Collection entries:
########################################
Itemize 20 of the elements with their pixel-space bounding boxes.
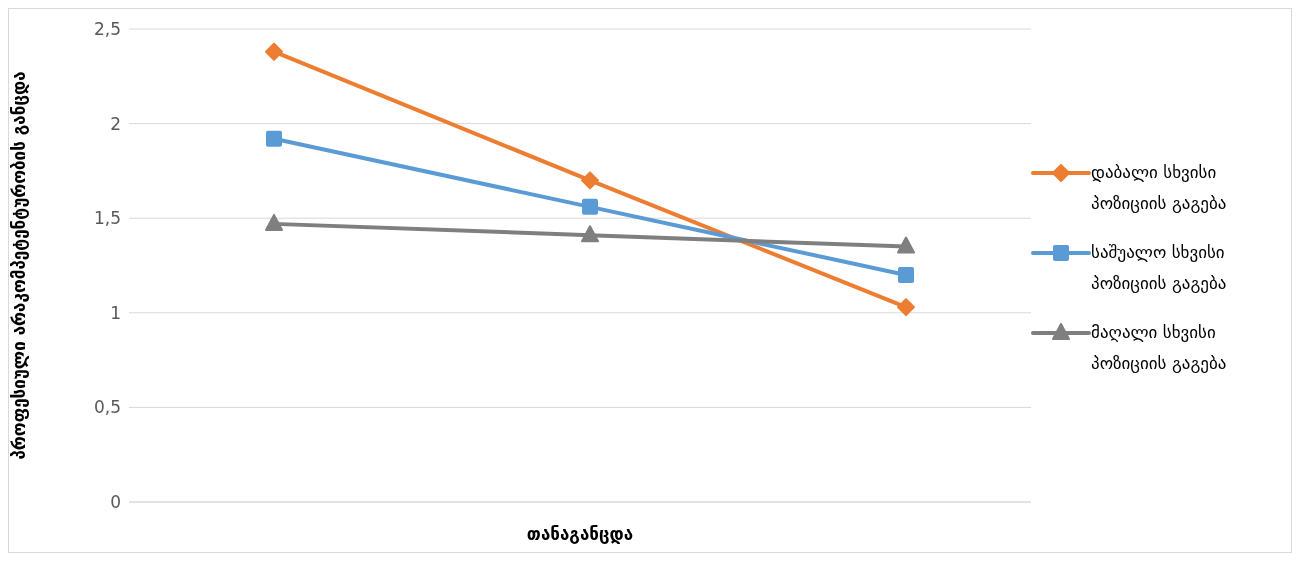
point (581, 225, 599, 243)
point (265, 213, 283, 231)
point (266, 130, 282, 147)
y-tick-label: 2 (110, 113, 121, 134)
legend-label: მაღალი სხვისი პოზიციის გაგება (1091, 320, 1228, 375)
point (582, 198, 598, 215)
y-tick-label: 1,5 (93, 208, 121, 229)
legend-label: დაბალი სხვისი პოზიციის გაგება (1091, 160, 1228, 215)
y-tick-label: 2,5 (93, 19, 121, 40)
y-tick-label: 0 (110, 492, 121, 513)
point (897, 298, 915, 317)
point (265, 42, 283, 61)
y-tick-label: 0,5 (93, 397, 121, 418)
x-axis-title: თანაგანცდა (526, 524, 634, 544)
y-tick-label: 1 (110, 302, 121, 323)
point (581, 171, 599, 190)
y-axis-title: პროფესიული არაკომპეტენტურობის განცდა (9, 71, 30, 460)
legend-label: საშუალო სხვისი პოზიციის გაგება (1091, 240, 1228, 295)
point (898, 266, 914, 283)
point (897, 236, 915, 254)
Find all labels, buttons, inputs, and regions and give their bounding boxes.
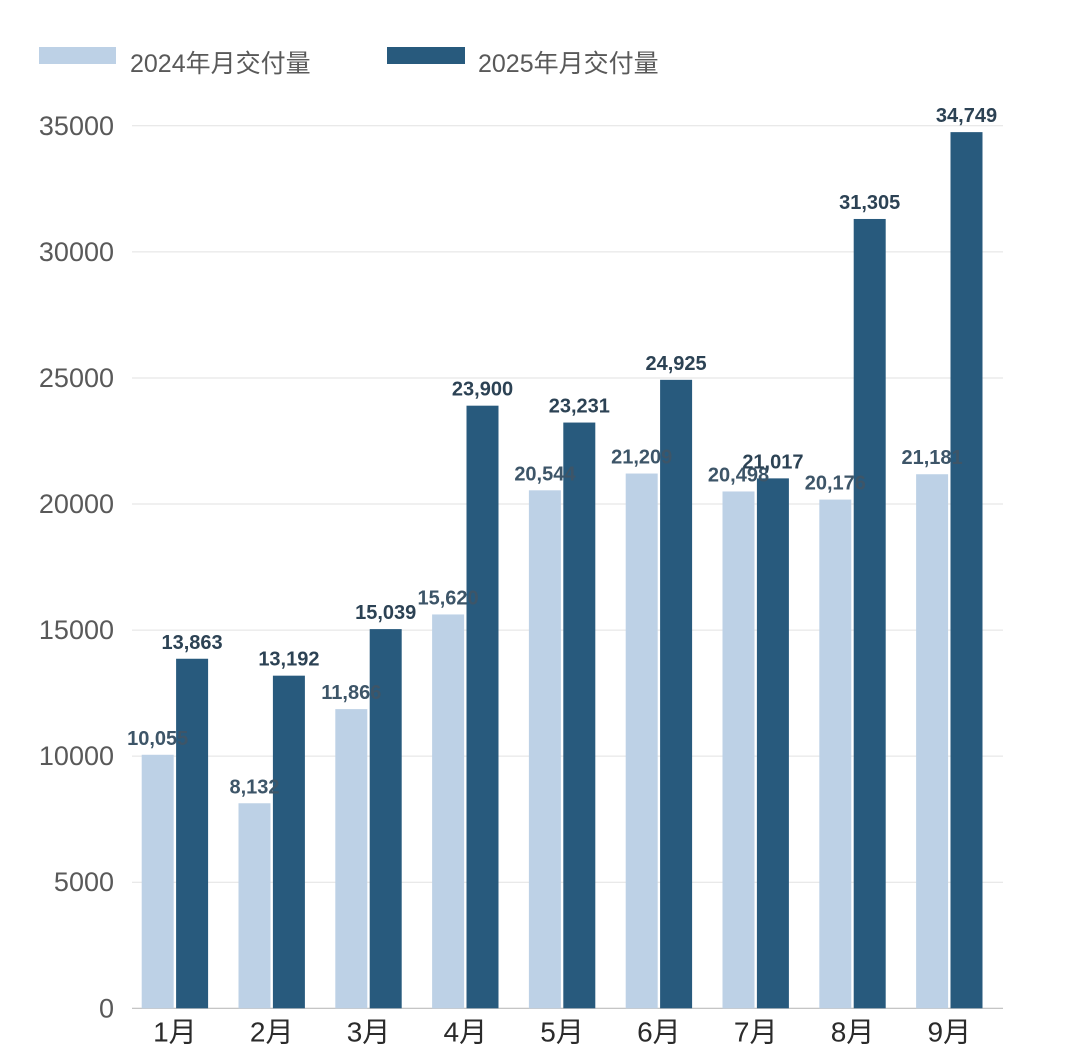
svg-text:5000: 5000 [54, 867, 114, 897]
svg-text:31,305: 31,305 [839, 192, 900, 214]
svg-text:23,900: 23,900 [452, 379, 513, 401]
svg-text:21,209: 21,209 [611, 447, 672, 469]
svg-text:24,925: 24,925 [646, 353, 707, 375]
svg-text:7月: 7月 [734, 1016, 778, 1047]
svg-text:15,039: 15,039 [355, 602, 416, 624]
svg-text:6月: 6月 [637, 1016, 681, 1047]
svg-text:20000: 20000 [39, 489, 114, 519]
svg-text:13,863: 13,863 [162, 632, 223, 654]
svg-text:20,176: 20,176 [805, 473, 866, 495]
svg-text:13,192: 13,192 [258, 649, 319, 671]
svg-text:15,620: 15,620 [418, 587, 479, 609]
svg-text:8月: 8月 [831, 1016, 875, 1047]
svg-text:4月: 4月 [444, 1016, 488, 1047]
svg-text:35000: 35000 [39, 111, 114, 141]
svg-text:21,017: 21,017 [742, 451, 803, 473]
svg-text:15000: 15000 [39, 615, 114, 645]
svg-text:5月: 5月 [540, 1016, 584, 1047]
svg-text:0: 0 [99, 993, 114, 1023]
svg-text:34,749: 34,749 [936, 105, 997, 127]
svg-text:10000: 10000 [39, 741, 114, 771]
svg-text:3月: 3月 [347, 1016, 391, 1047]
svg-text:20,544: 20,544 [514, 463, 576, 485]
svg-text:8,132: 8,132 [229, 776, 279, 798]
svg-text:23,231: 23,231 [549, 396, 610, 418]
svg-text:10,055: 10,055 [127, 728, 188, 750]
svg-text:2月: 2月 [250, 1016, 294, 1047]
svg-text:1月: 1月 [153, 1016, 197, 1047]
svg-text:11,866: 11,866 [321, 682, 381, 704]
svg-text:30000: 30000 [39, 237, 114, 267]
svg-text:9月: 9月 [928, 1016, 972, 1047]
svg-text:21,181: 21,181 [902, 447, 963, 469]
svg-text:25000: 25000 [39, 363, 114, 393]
########################################
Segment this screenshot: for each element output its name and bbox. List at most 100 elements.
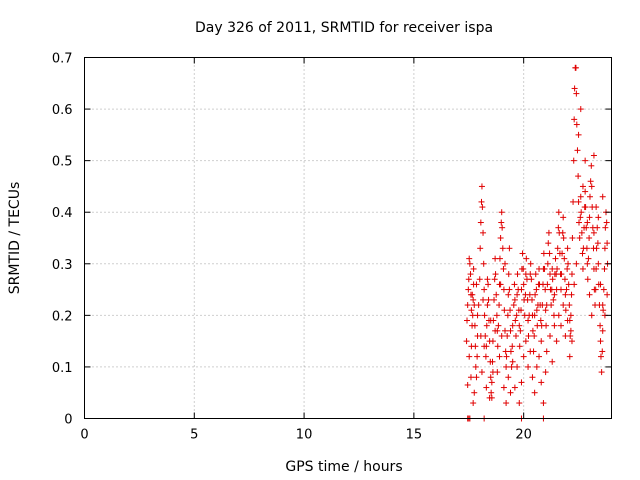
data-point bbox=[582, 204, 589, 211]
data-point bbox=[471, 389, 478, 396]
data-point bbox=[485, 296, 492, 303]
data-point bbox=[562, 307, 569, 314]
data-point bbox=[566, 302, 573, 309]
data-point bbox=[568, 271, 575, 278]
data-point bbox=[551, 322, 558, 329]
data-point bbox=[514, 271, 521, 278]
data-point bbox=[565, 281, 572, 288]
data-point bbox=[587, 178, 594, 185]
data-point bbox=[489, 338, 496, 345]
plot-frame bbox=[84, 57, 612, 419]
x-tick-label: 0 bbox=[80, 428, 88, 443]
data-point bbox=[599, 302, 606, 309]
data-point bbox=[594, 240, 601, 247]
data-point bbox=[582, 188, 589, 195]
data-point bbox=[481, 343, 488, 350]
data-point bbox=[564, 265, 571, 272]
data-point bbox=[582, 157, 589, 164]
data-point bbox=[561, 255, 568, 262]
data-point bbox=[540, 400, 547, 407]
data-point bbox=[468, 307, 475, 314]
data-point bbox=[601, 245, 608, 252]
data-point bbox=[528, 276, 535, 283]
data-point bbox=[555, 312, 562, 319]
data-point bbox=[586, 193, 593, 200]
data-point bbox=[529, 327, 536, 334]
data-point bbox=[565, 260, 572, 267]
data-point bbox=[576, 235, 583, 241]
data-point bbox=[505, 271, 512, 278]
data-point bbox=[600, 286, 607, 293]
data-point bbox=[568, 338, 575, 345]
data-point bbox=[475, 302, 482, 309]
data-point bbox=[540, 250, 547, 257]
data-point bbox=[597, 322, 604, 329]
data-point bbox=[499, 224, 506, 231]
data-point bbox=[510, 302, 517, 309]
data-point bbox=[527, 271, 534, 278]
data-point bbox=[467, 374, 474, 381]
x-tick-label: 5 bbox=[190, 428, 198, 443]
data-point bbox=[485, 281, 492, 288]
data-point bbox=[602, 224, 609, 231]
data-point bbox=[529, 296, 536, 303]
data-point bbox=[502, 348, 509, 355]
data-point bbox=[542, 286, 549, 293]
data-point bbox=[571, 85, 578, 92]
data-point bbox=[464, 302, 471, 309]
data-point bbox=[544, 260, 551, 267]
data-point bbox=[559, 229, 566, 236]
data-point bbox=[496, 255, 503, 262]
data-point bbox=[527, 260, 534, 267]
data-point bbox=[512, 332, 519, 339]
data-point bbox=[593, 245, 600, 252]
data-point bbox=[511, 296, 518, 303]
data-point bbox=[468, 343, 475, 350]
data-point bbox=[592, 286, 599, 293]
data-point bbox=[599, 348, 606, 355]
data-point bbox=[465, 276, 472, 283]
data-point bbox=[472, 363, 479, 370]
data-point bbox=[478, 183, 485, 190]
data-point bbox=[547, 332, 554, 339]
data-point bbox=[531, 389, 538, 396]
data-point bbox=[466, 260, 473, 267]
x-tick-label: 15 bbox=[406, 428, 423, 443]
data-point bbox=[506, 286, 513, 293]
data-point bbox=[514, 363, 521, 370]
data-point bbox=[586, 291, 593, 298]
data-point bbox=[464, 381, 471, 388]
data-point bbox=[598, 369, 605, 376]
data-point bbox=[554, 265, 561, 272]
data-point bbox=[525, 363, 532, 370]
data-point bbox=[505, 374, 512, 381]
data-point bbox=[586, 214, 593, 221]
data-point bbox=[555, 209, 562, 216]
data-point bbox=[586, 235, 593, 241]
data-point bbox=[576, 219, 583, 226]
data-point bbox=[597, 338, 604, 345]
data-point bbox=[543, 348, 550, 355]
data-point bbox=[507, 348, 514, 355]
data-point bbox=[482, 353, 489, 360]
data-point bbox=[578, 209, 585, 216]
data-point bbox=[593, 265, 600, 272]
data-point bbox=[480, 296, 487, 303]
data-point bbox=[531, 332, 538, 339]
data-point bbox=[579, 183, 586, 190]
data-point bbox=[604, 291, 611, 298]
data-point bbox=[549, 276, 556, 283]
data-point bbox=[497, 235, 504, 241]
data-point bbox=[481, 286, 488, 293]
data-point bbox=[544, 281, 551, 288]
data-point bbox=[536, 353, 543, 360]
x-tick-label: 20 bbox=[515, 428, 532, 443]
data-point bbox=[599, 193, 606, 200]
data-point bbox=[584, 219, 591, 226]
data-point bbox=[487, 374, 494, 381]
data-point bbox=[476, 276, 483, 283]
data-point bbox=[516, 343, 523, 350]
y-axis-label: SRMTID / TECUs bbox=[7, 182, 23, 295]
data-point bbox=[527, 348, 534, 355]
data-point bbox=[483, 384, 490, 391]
########################################
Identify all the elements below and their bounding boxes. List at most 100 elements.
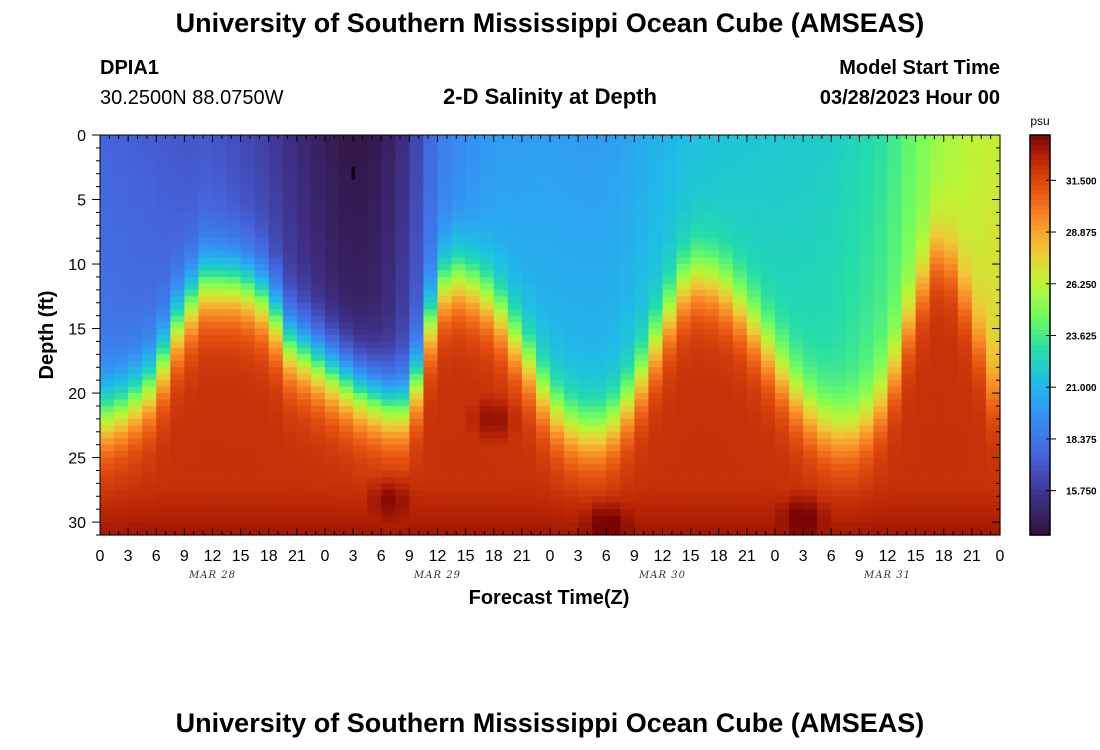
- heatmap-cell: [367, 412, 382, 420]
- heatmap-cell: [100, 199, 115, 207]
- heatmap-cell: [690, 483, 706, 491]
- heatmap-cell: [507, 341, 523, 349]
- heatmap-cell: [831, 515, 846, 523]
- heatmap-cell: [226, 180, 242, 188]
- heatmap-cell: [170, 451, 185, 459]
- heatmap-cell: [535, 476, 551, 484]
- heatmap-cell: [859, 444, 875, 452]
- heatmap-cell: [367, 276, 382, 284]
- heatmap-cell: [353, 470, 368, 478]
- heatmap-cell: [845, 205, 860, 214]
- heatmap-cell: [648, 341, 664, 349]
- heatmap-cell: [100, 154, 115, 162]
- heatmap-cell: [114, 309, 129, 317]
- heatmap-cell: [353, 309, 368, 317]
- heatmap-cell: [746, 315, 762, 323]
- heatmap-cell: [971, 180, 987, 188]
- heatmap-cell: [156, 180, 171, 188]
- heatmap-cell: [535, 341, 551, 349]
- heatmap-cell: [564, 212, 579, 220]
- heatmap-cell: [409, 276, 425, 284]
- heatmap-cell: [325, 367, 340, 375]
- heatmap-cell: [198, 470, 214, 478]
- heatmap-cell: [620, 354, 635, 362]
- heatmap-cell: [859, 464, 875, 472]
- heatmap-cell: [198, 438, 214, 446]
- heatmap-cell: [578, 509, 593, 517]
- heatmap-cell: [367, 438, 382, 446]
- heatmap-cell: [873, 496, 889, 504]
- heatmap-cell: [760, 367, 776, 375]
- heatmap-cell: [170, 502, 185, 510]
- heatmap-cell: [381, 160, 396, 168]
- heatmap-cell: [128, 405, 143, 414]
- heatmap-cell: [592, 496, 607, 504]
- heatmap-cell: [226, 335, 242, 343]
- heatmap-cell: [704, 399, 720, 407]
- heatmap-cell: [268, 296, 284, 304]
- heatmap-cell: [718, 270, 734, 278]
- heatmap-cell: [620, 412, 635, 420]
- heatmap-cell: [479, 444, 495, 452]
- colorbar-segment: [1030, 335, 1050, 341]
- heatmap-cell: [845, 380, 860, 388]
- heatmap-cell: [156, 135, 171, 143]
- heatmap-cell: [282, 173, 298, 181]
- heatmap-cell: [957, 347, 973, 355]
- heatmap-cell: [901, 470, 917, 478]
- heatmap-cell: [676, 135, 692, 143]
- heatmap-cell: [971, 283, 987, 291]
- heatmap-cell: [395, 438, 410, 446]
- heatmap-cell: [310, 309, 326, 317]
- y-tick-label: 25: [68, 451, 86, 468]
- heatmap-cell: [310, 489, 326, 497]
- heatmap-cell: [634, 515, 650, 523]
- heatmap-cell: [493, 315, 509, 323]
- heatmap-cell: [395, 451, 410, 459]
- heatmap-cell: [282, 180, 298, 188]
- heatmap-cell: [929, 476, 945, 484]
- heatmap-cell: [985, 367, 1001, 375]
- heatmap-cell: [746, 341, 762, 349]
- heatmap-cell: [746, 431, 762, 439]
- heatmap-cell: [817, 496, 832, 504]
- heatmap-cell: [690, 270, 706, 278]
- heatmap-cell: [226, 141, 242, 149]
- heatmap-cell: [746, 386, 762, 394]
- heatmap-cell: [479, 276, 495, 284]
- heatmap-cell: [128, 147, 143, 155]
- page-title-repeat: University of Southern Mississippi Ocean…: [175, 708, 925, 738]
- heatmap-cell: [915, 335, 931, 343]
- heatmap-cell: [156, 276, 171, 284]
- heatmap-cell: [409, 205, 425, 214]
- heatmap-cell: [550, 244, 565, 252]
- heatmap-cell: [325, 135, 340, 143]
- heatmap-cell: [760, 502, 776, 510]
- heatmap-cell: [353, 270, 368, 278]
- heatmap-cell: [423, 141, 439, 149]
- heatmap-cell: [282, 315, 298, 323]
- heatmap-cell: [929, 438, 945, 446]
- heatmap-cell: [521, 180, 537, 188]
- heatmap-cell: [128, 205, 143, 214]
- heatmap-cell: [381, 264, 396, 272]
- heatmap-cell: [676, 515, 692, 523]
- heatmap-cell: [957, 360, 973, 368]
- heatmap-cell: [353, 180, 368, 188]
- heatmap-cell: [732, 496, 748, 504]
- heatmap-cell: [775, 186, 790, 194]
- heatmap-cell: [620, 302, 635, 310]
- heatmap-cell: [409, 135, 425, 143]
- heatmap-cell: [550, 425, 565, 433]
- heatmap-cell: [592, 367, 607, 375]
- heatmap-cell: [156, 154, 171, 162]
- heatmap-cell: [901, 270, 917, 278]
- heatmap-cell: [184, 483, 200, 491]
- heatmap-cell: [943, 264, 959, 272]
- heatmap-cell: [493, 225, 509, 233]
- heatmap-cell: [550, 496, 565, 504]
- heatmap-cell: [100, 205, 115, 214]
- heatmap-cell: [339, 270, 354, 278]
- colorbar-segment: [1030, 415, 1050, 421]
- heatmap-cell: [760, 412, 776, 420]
########################################
• **Prompt**: In the material above, copy out the stretch from the line containing "- heatmap-cell: [367, 412, 382, 420]" through the line containing "- heatmap-cell: [746, 315, 762, 323]", both lines included, with each line reproduced character for character.

• **In response**:
- heatmap-cell: [367, 412, 382, 420]
- heatmap-cell: [100, 199, 115, 207]
- heatmap-cell: [690, 483, 706, 491]
- heatmap-cell: [507, 341, 523, 349]
- heatmap-cell: [831, 515, 846, 523]
- heatmap-cell: [226, 180, 242, 188]
- heatmap-cell: [170, 451, 185, 459]
- heatmap-cell: [535, 476, 551, 484]
- heatmap-cell: [859, 444, 875, 452]
- heatmap-cell: [367, 276, 382, 284]
- heatmap-cell: [353, 470, 368, 478]
- heatmap-cell: [845, 205, 860, 214]
- heatmap-cell: [648, 341, 664, 349]
- heatmap-cell: [100, 154, 115, 162]
- heatmap-cell: [114, 309, 129, 317]
- heatmap-cell: [353, 309, 368, 317]
- heatmap-cell: [746, 315, 762, 323]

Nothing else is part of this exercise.